## PROBLEM DESCRIPTION
Here are some entries; quote each one exactly.

[Start of INFORMATION PROVIDED]

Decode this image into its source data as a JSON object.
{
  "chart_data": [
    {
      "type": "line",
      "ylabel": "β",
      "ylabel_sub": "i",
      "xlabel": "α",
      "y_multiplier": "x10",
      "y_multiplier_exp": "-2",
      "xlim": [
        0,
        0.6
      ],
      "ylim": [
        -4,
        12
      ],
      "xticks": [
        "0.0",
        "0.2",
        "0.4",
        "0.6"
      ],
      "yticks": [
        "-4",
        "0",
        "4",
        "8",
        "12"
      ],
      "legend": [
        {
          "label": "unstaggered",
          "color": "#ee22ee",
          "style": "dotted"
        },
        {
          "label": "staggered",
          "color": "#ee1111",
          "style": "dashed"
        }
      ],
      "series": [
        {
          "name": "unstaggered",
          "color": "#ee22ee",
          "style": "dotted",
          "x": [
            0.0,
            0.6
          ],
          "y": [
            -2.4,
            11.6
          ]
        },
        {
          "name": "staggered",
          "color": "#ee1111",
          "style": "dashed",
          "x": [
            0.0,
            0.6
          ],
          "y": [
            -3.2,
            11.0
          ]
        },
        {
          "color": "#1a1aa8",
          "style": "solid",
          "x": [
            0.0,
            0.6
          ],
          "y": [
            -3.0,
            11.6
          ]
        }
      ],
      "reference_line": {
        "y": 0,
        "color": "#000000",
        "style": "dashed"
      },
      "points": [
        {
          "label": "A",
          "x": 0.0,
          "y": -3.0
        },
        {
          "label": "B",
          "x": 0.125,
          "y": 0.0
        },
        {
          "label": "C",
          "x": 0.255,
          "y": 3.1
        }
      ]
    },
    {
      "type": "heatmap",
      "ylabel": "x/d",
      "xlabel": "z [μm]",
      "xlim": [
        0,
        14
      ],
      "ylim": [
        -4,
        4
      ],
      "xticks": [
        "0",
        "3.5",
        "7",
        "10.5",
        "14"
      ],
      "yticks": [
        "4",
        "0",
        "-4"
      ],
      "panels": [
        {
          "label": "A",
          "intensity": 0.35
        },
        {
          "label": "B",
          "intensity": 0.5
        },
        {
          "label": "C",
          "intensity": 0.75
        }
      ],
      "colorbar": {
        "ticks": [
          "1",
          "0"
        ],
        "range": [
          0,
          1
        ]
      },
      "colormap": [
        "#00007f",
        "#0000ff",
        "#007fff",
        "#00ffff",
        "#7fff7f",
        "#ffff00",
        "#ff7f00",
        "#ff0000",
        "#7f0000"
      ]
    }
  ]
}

[End of INFORMATION PROVIDED]

## ANSWER TO THIS PROBLEM
Decode this image into its source data as a JSON object.
{
  "chart_data": [
    {
      "type": "line",
      "ylabel": "β",
      "ylabel_sub": "i",
      "xlabel": "α",
      "y_multiplier": "x10",
      "y_multiplier_exp": "-2",
      "xlim": [
        0,
        0.6
      ],
      "ylim": [
        -4,
        12
      ],
      "xticks": [
        "0.0",
        "0.2",
        "0.4",
        "0.6"
      ],
      "yticks": [
        "-4",
        "0",
        "4",
        "8",
        "12"
      ],
      "legend": [
        {
          "label": "unstaggered",
          "color": "#ee22ee",
          "style": "dotted"
        },
        {
          "label": "staggered",
          "color": "#ee1111",
          "style": "dashed"
        }
      ],
      "series": [
        {
          "name": "unstaggered",
          "color": "#ee22ee",
          "style": "dotted",
          "x": [
            0.0,
            0.6
          ],
          "y": [
            -2.4,
            11.6
          ]
        },
        {
          "name": "staggered",
          "color": "#ee1111",
          "style": "dashed",
          "x": [
            0.0,
            0.6
          ],
          "y": [
            -3.2,
            11.0
          ]
        },
        {
          "color": "#1a1aa8",
          "style": "solid",
          "x": [
            0.0,
            0.6
          ],
          "y": [
            -3.0,
            11.6
          ]
        }
      ],
      "reference_line": {
        "y": 0,
        "color": "#000000",
        "style": "dashed"
      },
      "points": [
        {
          "label": "A",
          "x": 0.0,
          "y": -3.0
        },
        {
          "label": "B",
          "x": 0.125,
          "y": 0.0
        },
        {
          "label": "C",
          "x": 0.255,
          "y": 3.1
        }
      ]
    },
    {
      "type": "heatmap",
      "ylabel": "x/d",
      "xlabel": "z [μm]",
      "xlim": [
        0,
        14
      ],
      "ylim": [
        -4,
        4
      ],
      "xticks": [
        "0",
        "3.5",
        "7",
        "10.5",
        "14"
      ],
      "yticks": [
        "4",
        "0",
        "-4"
      ],
      "panels": [
        {
          "label": "A",
          "intensity": 0.35
        },
        {
          "label": "B",
          "intensity": 0.5
        },
        {
          "label": "C",
          "intensity": 0.75
        }
      ],
      "colorbar": {
        "ticks": [
          "1",
          "0"
        ],
        "range": [
          0,
          1
        ]
      },
      "colormap": [
        "#00007f",
        "#0000ff",
        "#007fff",
        "#00ffff",
        "#7fff7f",
        "#ffff00",
        "#ff7f00",
        "#ff0000",
        "#7f0000"
      ]
    }
  ]
}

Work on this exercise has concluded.